Check each line of the data for "icon" and select those that have it.

Dataset rows about figures:
....

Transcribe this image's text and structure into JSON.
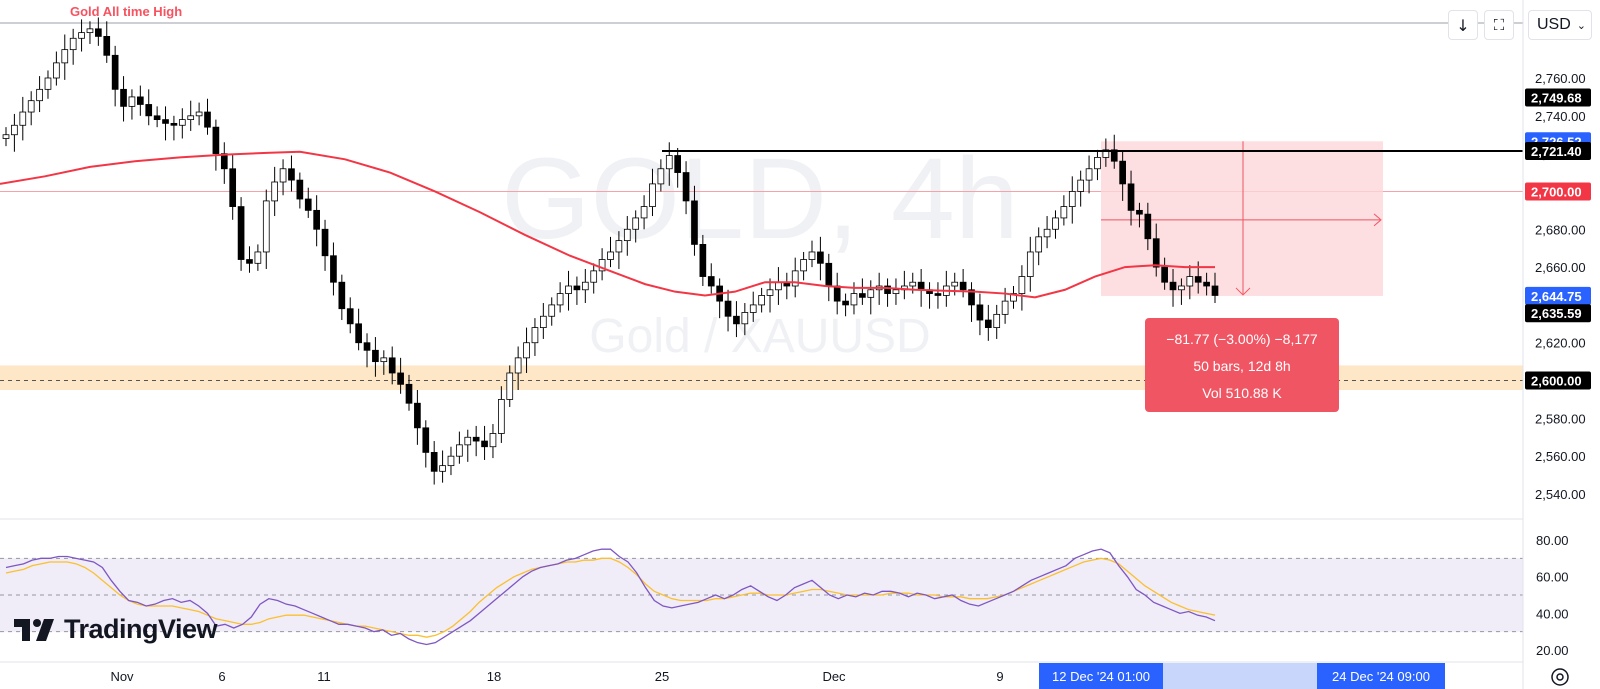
{
  "chart_data": {
    "type": "candlestick",
    "symbol_watermark": "GOLD, 4h",
    "watermark_subtitle": "Gold / XAUUSD",
    "currency": "USD",
    "price_ticks": [
      "2,760.00",
      "2,740.00",
      "2,720.00",
      "2,680.00",
      "2,660.00",
      "2,620.00",
      "2,580.00",
      "2,560.00",
      "2,540.00"
    ],
    "price_labels": [
      {
        "text": "2,749.68",
        "value": 2749.68,
        "bg": "#000000",
        "fg": "#ffffff"
      },
      {
        "text": "2,726.52",
        "value": 2726.52,
        "bg": "#2962ff",
        "fg": "#ffffff"
      },
      {
        "text": "2,721.40",
        "value": 2721.4,
        "bg": "#000000",
        "fg": "#ffffff"
      },
      {
        "text": "2,700.00",
        "value": 2700.0,
        "bg": "#f23645",
        "fg": "#ffffff"
      },
      {
        "text": "2,644.75",
        "value": 2644.75,
        "bg": "#2962ff",
        "fg": "#ffffff"
      },
      {
        "text": "2,635.59",
        "value": 2635.59,
        "bg": "#000000",
        "fg": "#ffffff"
      },
      {
        "text": "2,600.00",
        "value": 2600.0,
        "bg": "#000000",
        "fg": "#ffffff"
      }
    ],
    "time_ticks": [
      "Nov",
      "6",
      "11",
      "18",
      "25",
      "Dec",
      "9",
      "16"
    ],
    "time_labels": [
      "12 Dec '24   01:00",
      "24 Dec '24   09:00"
    ],
    "resistance_label": "Gold All time High",
    "resistance_level": 2721.4,
    "ath_level": 2790,
    "support_zone": [
      2595,
      2608
    ],
    "support_level": 2600,
    "horizontal_line": 2700,
    "measurement": {
      "line1": "−81.77 (−3.00%) −8,177",
      "line2": "50 bars, 12d 8h",
      "line3": "Vol 510.88 K"
    },
    "ma_period_note": "red moving average",
    "ma_points": [
      [
        0,
        2704
      ],
      [
        15,
        2708
      ],
      [
        30,
        2713
      ],
      [
        45,
        2716
      ],
      [
        60,
        2718
      ],
      [
        75,
        2719.5
      ],
      [
        90,
        2720.5
      ],
      [
        100,
        2721
      ],
      [
        115,
        2717
      ],
      [
        130,
        2710
      ],
      [
        145,
        2700
      ],
      [
        160,
        2689
      ],
      [
        175,
        2677
      ],
      [
        190,
        2666
      ],
      [
        205,
        2657
      ],
      [
        215,
        2651
      ],
      [
        225,
        2647
      ],
      [
        235,
        2645
      ],
      [
        245,
        2647
      ],
      [
        255,
        2652
      ],
      [
        265,
        2652
      ],
      [
        275,
        2650
      ],
      [
        285,
        2649
      ],
      [
        295,
        2649
      ],
      [
        305,
        2648
      ],
      [
        315,
        2647.5
      ],
      [
        325,
        2647
      ],
      [
        335,
        2646
      ],
      [
        345,
        2644
      ],
      [
        355,
        2648
      ],
      [
        365,
        2655
      ],
      [
        375,
        2660
      ],
      [
        385,
        2661
      ],
      [
        395,
        2660
      ],
      [
        405,
        2660
      ]
    ],
    "price_series": [
      2730,
      2735,
      2742,
      2748,
      2754,
      2760,
      2768,
      2775,
      2781,
      2784,
      2786,
      2782,
      2772,
      2754,
      2745,
      2750,
      2746,
      2740,
      2738,
      2736,
      2735,
      2738,
      2740,
      2742,
      2734,
      2720,
      2712,
      2692,
      2664,
      2662,
      2668,
      2695,
      2705,
      2712,
      2706,
      2696,
      2690,
      2680,
      2666,
      2652,
      2638,
      2630,
      2620,
      2616,
      2610,
      2612,
      2604,
      2598,
      2588,
      2575,
      2562,
      2552,
      2555,
      2560,
      2566,
      2570,
      2568,
      2565,
      2572,
      2590,
      2604,
      2612,
      2620,
      2628,
      2634,
      2640,
      2646,
      2650,
      2648,
      2652,
      2658,
      2664,
      2668,
      2674,
      2680,
      2686,
      2692,
      2704,
      2712,
      2719,
      2710,
      2695,
      2672,
      2655,
      2650,
      2642,
      2634,
      2630,
      2636,
      2640,
      2645,
      2648,
      2652,
      2650,
      2658,
      2664,
      2668,
      2662,
      2650,
      2642,
      2640,
      2646,
      2644,
      2648,
      2650,
      2646,
      2648,
      2650,
      2652,
      2648,
      2646,
      2645,
      2650,
      2652,
      2648,
      2640,
      2632,
      2628,
      2635,
      2642,
      2646,
      2655,
      2668,
      2676,
      2680,
      2686,
      2692,
      2700,
      2706,
      2712,
      2718,
      2722,
      2716,
      2704,
      2690,
      2688,
      2675,
      2660,
      2652,
      2648,
      2650,
      2655,
      2652,
      2650,
      2645
    ],
    "rsi": {
      "ticks": [
        "80.00",
        "60.00",
        "40.00",
        "20.00"
      ],
      "upper": 70,
      "middle": 50,
      "lower": 30,
      "values": [
        65,
        66,
        67,
        69,
        70,
        70,
        71,
        71,
        70,
        69,
        68,
        65,
        58,
        52,
        47,
        46,
        44,
        45,
        47,
        48,
        46,
        47,
        44,
        40,
        33,
        34,
        32,
        34,
        38,
        45,
        48,
        47,
        45,
        44,
        42,
        40,
        38,
        36,
        34,
        34,
        33,
        32,
        30,
        31,
        28,
        29,
        26,
        24,
        23,
        24,
        27,
        30,
        33,
        36,
        40,
        44,
        48,
        52,
        56,
        60,
        63,
        65,
        66,
        67,
        69,
        70,
        72,
        74,
        75,
        75,
        71,
        68,
        62,
        54,
        47,
        44,
        43,
        44,
        45,
        46,
        48,
        50,
        48,
        50,
        53,
        55,
        52,
        49,
        47,
        50,
        54,
        56,
        58,
        54,
        50,
        48,
        50,
        49,
        51,
        50,
        52,
        52,
        51,
        49,
        51,
        50,
        48,
        49,
        50,
        47,
        45,
        44,
        46,
        48,
        50,
        52,
        55,
        58,
        60,
        62,
        64,
        66,
        70,
        72,
        74,
        75,
        73,
        66,
        60,
        53,
        50,
        46,
        44,
        42,
        40,
        41,
        39,
        38,
        36
      ],
      "signal": [
        62,
        63,
        64,
        66,
        67,
        68,
        68,
        68,
        67,
        65,
        62,
        58,
        54,
        50,
        47,
        45,
        44,
        44,
        44,
        44,
        43,
        42,
        41,
        39,
        37,
        36,
        35,
        34,
        34,
        35,
        37,
        38,
        39,
        39,
        39,
        38,
        37,
        36,
        35,
        34,
        33,
        33,
        32,
        31,
        30,
        29,
        28,
        28,
        27,
        28,
        30,
        33,
        37,
        41,
        46,
        50,
        54,
        57,
        60,
        62,
        64,
        65,
        66,
        67,
        68,
        68,
        69,
        69,
        70,
        70,
        68,
        65,
        61,
        56,
        52,
        50,
        48,
        47,
        47,
        47,
        47,
        48,
        48,
        49,
        50,
        51,
        51,
        50,
        50,
        50,
        51,
        52,
        53,
        53,
        52,
        51,
        50,
        50,
        50,
        50,
        50,
        51,
        51,
        51,
        50,
        50,
        50,
        49,
        49,
        49,
        48,
        48,
        48,
        49,
        50,
        52,
        54,
        56,
        58,
        60,
        62,
        64,
        66,
        68,
        69,
        70,
        69,
        67,
        63,
        59,
        55,
        52,
        49,
        46,
        44,
        42,
        41,
        40,
        39
      ]
    }
  },
  "toolbar": {
    "currency_label": "USD",
    "currency_icon": "chevron-down-icon",
    "download_icon": "arrow-down-icon",
    "layout_icon": "maximize-icon"
  },
  "logo": {
    "text": "TradingView"
  },
  "colors": {
    "up": "#ffffff",
    "down": "#000000",
    "ma": "#f23645",
    "rsi": "#7e57c2",
    "rsi_signal": "#fbc02d",
    "support_zone": "#fde7c7",
    "measure_box": "#fcd6d9",
    "accent_blue": "#2962ff"
  }
}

....

RESULT -
    "currency_icon": "chevron-down-icon",
    "download_icon": "arrow-down-icon",
    "layout_icon": "maximize-icon"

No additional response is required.